Given exercise
How many of the lines contain the string "PESO"? Give the number, with no other words.

Data shown
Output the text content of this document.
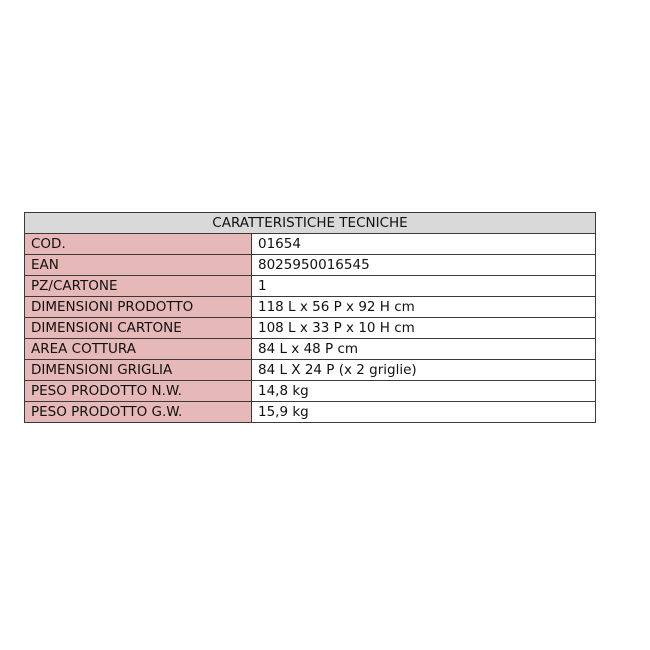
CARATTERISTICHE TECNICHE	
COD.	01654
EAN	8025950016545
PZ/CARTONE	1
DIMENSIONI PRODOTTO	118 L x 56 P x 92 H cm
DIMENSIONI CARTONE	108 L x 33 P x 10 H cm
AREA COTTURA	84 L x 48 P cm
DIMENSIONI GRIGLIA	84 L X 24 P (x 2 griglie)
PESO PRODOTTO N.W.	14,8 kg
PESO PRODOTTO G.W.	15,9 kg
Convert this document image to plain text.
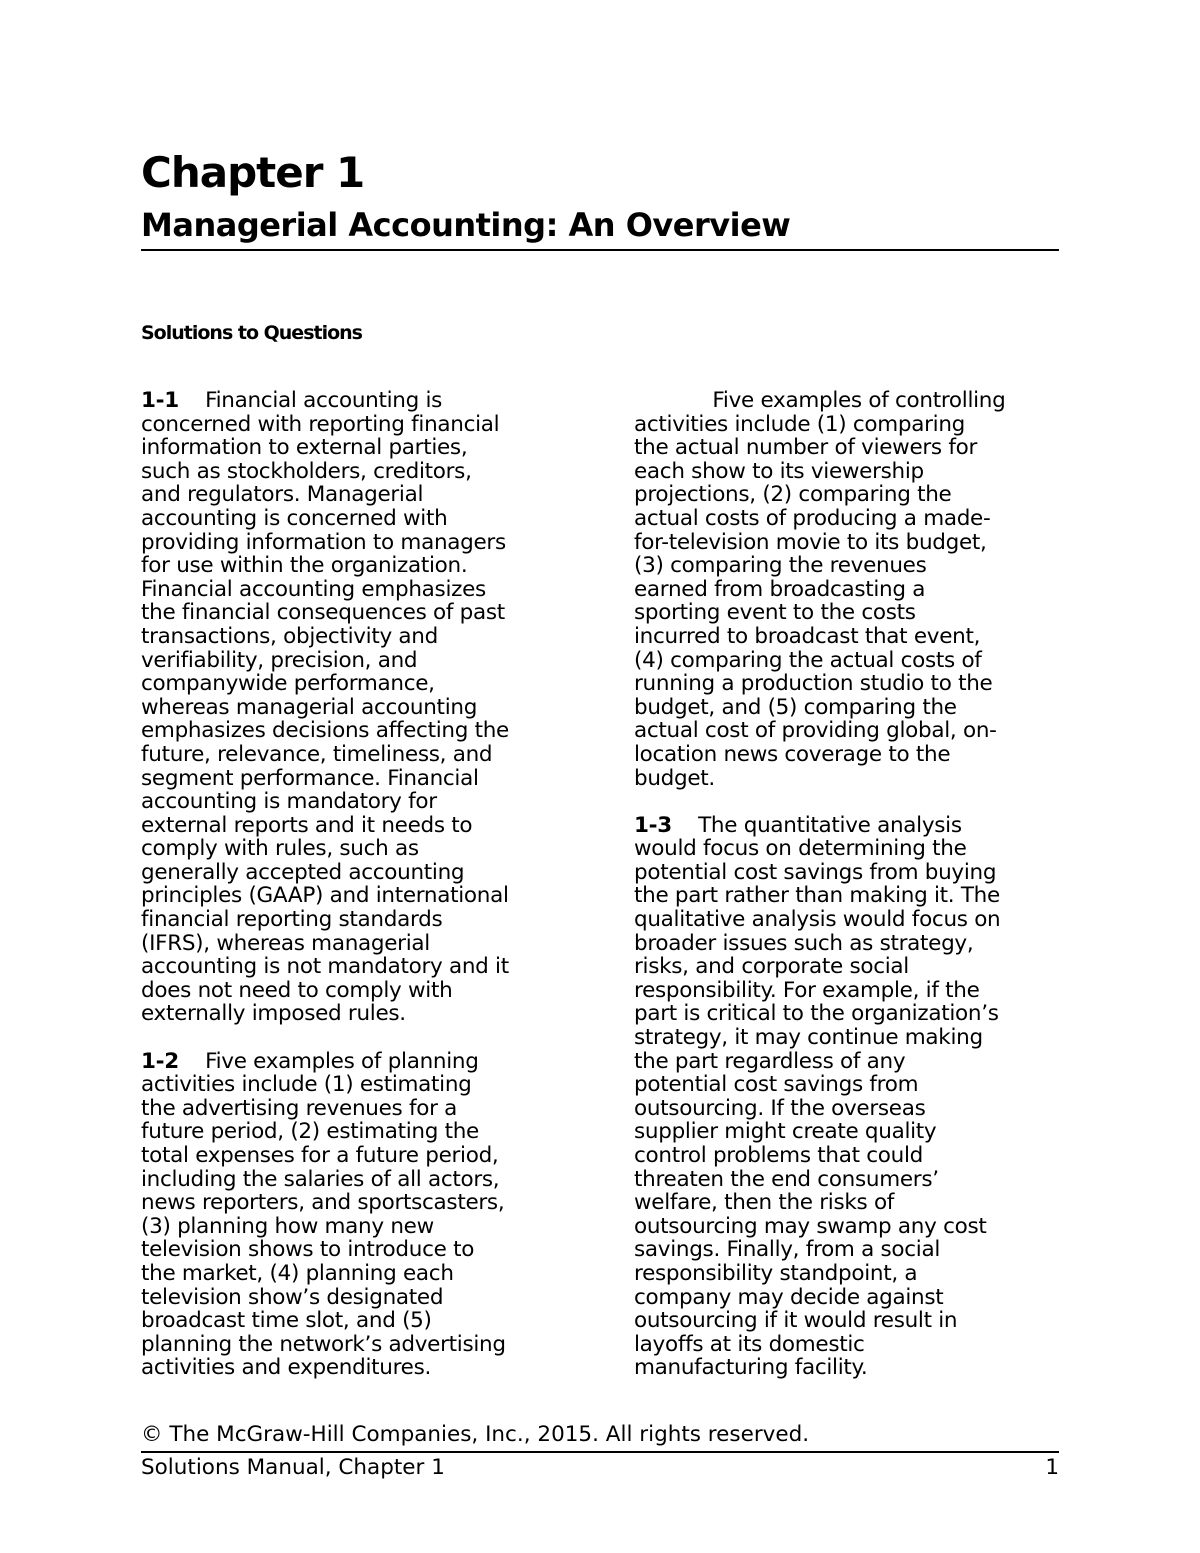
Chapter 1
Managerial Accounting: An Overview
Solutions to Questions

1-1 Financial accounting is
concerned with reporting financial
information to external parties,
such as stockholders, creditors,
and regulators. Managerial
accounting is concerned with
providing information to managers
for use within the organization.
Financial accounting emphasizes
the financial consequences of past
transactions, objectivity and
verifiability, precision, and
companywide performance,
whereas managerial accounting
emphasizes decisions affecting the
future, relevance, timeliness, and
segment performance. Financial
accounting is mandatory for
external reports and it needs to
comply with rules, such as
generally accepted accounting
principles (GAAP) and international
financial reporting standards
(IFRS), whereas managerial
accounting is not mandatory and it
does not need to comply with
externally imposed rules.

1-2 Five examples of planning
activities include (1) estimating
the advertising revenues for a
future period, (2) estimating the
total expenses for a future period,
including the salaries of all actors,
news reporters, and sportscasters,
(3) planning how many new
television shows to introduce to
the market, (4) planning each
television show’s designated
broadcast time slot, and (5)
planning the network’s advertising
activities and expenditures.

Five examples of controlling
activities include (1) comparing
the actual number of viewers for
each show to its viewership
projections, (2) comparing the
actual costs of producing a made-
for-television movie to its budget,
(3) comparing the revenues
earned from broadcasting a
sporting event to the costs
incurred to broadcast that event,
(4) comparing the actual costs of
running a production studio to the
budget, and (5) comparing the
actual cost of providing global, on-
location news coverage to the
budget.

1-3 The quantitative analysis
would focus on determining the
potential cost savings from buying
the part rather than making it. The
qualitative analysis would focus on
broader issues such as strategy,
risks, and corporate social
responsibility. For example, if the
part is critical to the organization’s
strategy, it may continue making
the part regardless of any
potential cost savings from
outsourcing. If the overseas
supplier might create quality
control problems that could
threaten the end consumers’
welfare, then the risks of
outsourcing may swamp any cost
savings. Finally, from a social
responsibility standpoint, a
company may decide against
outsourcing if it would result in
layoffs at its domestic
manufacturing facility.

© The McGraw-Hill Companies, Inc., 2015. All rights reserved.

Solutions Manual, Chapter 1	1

Solution
2